Exercise brief - Can you copy the rows word for word, starting with the very first one and ending with the line containing "- name-input[interactable]: [988, 312, 1397, 329]", including both ends and nothing more?

Material for this exercise -
▬▬▬▬▬▬

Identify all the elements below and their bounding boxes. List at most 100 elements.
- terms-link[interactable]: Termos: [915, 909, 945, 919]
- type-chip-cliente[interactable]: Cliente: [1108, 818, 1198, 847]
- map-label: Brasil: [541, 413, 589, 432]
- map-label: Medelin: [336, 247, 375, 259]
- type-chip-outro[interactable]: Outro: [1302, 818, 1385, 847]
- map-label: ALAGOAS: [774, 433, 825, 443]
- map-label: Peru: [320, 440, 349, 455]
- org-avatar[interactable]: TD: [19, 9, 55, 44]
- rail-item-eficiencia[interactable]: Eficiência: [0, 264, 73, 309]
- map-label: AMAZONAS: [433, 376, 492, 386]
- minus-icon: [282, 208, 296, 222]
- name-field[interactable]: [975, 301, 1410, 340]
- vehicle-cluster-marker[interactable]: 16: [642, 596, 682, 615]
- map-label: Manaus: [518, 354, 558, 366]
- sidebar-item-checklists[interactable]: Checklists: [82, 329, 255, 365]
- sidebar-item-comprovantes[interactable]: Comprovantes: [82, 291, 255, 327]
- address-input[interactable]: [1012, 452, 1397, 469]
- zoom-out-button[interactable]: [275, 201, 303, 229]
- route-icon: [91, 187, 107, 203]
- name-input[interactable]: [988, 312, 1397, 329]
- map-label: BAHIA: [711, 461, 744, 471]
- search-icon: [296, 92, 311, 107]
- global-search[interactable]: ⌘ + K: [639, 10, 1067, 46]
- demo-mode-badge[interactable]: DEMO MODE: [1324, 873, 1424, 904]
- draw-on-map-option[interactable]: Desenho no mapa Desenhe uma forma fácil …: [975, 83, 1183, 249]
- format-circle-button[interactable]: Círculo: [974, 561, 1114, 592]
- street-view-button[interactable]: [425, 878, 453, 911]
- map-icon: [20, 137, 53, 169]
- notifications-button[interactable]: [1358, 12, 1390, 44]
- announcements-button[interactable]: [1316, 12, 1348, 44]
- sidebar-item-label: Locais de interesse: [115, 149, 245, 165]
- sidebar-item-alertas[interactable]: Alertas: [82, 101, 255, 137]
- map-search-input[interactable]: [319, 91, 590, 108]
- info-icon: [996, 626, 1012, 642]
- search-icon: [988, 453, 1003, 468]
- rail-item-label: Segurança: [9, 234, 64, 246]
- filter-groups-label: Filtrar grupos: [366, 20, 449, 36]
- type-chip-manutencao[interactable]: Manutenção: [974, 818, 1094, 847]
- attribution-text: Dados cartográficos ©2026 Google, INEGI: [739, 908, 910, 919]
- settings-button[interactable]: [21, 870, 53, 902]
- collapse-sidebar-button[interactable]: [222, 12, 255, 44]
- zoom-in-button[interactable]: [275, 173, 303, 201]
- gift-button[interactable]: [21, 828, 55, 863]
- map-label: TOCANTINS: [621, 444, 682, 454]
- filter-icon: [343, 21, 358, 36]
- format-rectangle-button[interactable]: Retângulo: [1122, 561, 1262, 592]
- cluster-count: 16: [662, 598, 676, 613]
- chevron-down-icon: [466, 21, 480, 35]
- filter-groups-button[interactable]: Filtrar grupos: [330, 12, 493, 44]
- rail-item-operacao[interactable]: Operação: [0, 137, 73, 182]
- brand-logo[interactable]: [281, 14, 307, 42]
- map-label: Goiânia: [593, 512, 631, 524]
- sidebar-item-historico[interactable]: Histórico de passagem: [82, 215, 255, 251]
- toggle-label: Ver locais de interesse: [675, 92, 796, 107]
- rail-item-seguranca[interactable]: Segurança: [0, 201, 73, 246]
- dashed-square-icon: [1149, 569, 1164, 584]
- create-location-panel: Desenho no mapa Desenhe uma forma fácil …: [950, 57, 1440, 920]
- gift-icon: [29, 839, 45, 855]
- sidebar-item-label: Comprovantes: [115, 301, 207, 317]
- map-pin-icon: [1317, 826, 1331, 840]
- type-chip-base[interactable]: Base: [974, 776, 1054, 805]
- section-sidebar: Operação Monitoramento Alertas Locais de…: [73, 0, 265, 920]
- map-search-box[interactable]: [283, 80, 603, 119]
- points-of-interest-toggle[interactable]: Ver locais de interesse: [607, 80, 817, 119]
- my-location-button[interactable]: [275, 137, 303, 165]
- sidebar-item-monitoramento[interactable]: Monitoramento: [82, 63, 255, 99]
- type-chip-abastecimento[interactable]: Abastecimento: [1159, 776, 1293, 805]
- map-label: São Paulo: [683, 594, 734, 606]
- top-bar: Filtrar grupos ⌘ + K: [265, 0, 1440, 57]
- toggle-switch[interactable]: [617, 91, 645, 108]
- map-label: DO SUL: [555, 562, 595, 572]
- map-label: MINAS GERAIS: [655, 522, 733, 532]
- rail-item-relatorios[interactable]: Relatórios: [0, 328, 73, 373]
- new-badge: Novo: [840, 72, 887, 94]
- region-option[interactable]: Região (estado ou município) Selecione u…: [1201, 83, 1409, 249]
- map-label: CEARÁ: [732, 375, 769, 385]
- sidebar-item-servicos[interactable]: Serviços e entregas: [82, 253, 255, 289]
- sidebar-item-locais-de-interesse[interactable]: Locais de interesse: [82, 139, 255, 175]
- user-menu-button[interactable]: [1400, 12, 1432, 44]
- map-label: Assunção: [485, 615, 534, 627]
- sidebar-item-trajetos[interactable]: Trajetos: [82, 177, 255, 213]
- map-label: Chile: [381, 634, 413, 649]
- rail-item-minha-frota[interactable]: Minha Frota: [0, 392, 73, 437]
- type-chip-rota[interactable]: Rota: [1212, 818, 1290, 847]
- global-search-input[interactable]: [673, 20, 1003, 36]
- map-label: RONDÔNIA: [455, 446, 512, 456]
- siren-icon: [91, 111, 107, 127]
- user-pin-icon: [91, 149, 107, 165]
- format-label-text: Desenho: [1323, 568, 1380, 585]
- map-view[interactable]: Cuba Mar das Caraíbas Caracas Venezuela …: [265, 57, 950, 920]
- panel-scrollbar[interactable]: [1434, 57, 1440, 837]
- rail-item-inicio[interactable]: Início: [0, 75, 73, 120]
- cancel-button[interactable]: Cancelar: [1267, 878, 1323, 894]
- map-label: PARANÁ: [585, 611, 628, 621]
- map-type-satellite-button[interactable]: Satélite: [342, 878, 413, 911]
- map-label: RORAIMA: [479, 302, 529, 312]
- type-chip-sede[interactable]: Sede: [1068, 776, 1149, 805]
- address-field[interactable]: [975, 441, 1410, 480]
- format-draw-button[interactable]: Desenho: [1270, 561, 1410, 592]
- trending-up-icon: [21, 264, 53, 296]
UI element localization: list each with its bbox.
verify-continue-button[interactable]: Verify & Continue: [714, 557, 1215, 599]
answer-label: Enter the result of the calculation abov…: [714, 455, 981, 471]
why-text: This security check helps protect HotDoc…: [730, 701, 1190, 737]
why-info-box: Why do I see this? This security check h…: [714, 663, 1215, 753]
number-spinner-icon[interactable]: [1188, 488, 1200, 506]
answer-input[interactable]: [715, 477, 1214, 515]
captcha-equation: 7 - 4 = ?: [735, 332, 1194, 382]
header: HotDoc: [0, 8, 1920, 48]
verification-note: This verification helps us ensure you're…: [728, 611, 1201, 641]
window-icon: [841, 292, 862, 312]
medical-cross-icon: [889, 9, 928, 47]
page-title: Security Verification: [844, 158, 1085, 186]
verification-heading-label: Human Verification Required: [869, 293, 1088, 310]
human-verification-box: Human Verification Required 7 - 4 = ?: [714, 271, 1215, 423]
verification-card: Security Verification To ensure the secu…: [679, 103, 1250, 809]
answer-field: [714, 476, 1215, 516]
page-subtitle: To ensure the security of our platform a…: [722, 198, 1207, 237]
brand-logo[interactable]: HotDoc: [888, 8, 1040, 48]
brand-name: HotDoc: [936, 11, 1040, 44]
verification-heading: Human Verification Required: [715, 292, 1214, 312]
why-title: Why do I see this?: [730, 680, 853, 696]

▬▬▬▬▬▬

Answer for this exercise -
Identify all the elements below and their bounding boxes. List at most 100 elements.
- terms-link[interactable]: Termos: [915, 909, 945, 919]
- type-chip-cliente[interactable]: Cliente: [1108, 818, 1198, 847]
- map-label: Brasil: [541, 413, 589, 432]
- map-label: Medelin: [336, 247, 375, 259]
- type-chip-outro[interactable]: Outro: [1302, 818, 1385, 847]
- map-label: ALAGOAS: [774, 433, 825, 443]
- map-label: Peru: [320, 440, 349, 455]
- org-avatar[interactable]: TD: [19, 9, 55, 44]
- rail-item-eficiencia[interactable]: Eficiência: [0, 264, 73, 309]
- map-label: AMAZONAS: [433, 376, 492, 386]
- minus-icon: [282, 208, 296, 222]
- name-field[interactable]: [975, 301, 1410, 340]
- vehicle-cluster-marker[interactable]: 16: [642, 596, 682, 615]
- map-label: Manaus: [518, 354, 558, 366]
- sidebar-item-checklists[interactable]: Checklists: [82, 329, 255, 365]
- sidebar-item-comprovantes[interactable]: Comprovantes: [82, 291, 255, 327]
- address-input[interactable]: [1012, 452, 1397, 469]
- zoom-out-button[interactable]: [275, 201, 303, 229]
- route-icon: [91, 187, 107, 203]
- name-input[interactable]: [988, 312, 1397, 329]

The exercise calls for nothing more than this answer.